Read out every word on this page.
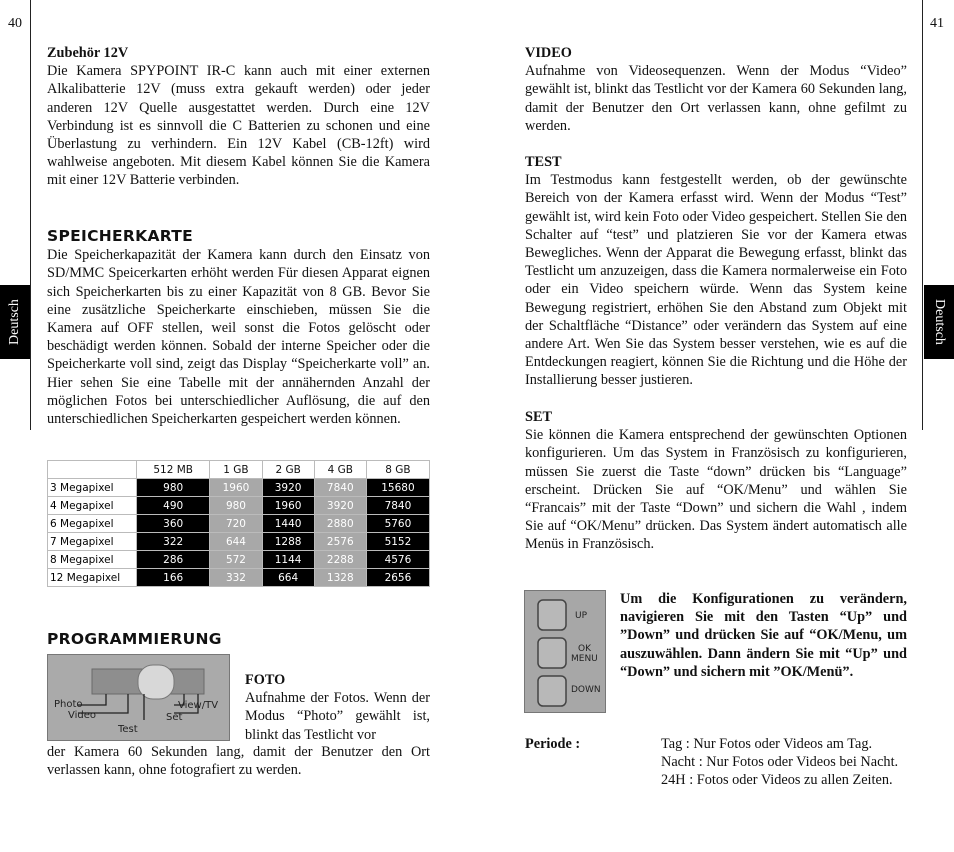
40	41
Deutsch	Deutsch

Zubehör 12V

Die Kamera SPYPOINT IR-C kann auch mit einer externen Alkalibatterie 12V (muss extra gekauft werden) oder jeder anderen 12V Quelle ausgestattet werden. Durch eine 12V Verbindung ist es sinnvoll die C Batterien zu schonen und eine Überlastung zu verhindern. Ein 12V Kabel (CB-12ft) wird wahlweise angeboten. Mit diesem Kabel können Sie die Kamera mit einer 12V Batterie verbinden.

SPEICHERKARTE

Die Speicherkapazität der Kamera kann durch den Einsatz von SD/MMC Speicerkarten erhöht werden Für diesen Apparat eignen sich Speicherkarten bis zu einer Kapazität von 8 GB. Bevor Sie eine zusätzliche Speicherkarte einschieben, müssen Sie die Kamera auf OFF stellen, weil sonst die Fotos gelöscht oder beschädigt werden können. Sobald der interne Speicher oder die Speicherkarte voll sind, zeigt das Display “Speicherkarte voll” an. Hier sehen Sie eine Tabelle mit der annähernden Anzahl der möglichen Fotos bei unterschiedlicher Auflösung, die auf den unterschiedlichen Speicherkarten gespeichert werden können.

	512 MB	1 GB	2 GB	4 GB	8 GB
3 Megapixel	980	1960	3920	7840	15680
4 Megapixel	490	980	1960	3920	7840
6 Megapixel	360	720	1440	2880	5760
7 Megapixel	322	644	1288	2576	5152
8 Megapixel	286	572	1144	2288	4576
12 Megapixel	166	332	664	1328	2656

PROGRAMMIERUNG

Photo
Video
Test
View/TV
Set

FOTO

Aufnahme der Fotos. Wenn der Modus “Photo” gewählt ist, blinkt das Testlicht vor

der Kamera 60 Sekunden lang, damit der Benutzer den Ort verlassen kann, ohne fotografiert zu werden.

VIDEO

Aufnahme von Videosequenzen. Wenn der Modus “Video” gewählt ist, blinkt das Testlicht vor der Kamera 60 Sekunden lang, damit der Benutzer den Ort verlassen kann, ohne gefilmt zu werden.

TEST

Im Testmodus kann festgestellt werden, ob der gewünschte Bereich von der Kamera erfasst wird. Wenn der Modus “Test” gewählt ist, wird kein Foto oder Video gespeichert. Stellen Sie den Schalter auf “test” und platzieren Sie vor der Kamera etwas Bewegliches. Wenn der Apparat die Bewegung erfasst, blinkt das Testlicht um anzuzeigen, dass die Kamera normalerweise ein Foto oder ein Video speichern würde. Wenn das System keine Bewegung registriert, erhöhen Sie den Abstand zum Objekt mit der Schaltfläche “Distance” oder verändern das System auf eine andere Art. Wen Sie das System besser verstehen, wie es auf die Entdeckungen reagiert, können Sie die Richtung und die Höhe der Installierung besser justieren.

SET

Sie können die Kamera entsprechend der gewünschten Optionen konfigurieren. Um das System in Französisch zu konfigurieren, müssen Sie zuerst die Taste “down” drücken bis “Language” erscheint. Drücken Sie auf “OK/Menu” und wählen Sie “Francais” mit der Taste “Down” und sichern die Wahl , indem Sie auf “OK/Menu” drücken. Das System ändert automatisch alle Menüs in Französisch.

UP
OK
MENU
DOWN
Um die Konfigurationen zu verändern, navigieren Sie mit den Tasten “Up” und ”Down” und drücken Sie auf “OK/Menu, um auszuwählen. Dann ändern Sie mit “Up” und “Down” und sichern mit ”OK/Menü”.
Periode :	Tag : Nur Fotos oder Videos am Tag.
Nacht : Nur Fotos oder Videos bei Nacht.
24H : Fotos oder Videos zu allen Zeiten.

··········

### WHAT YOU SHOULD DO:
Copy out each line of the entries that holds "Modus".

### REPLY:
Aufnahme der Fotos. Wenn der Modus “Photo” gewählt ist, blinkt das Testlicht vor
Aufnahme von Videosequenzen. Wenn der Modus “Video” gewählt ist, blinkt das Testlicht vor der Kamera 60 Sekunden lang, damit der Benutzer den Ort verlassen kann, ohne gefilmt zu werden.
Im Testmodus kann festgestellt werden, ob der gewünschte Bereich von der Kamera erfasst wird. Wenn der Modus “Test” gewählt ist, wird kein Foto oder Video gespeichert. Stellen Sie den Schalter auf “test” und platzieren Sie vor der Kamera etwas Bewegliches. Wenn der Apparat die Bewegung erfasst, blinkt das Testlicht um anzuzeigen, dass die Kamera normalerweise ein Foto oder ein Video speichern würde. Wenn das System keine Bewegung registriert, erhöhen Sie den Abstand zum Objekt mit der Schaltfläche “Distance” oder verändern das System auf eine andere Art. Wen Sie das System besser verstehen, wie es auf die Entdeckungen reagiert, können Sie die Richtung und die Höhe der Installierung besser justieren.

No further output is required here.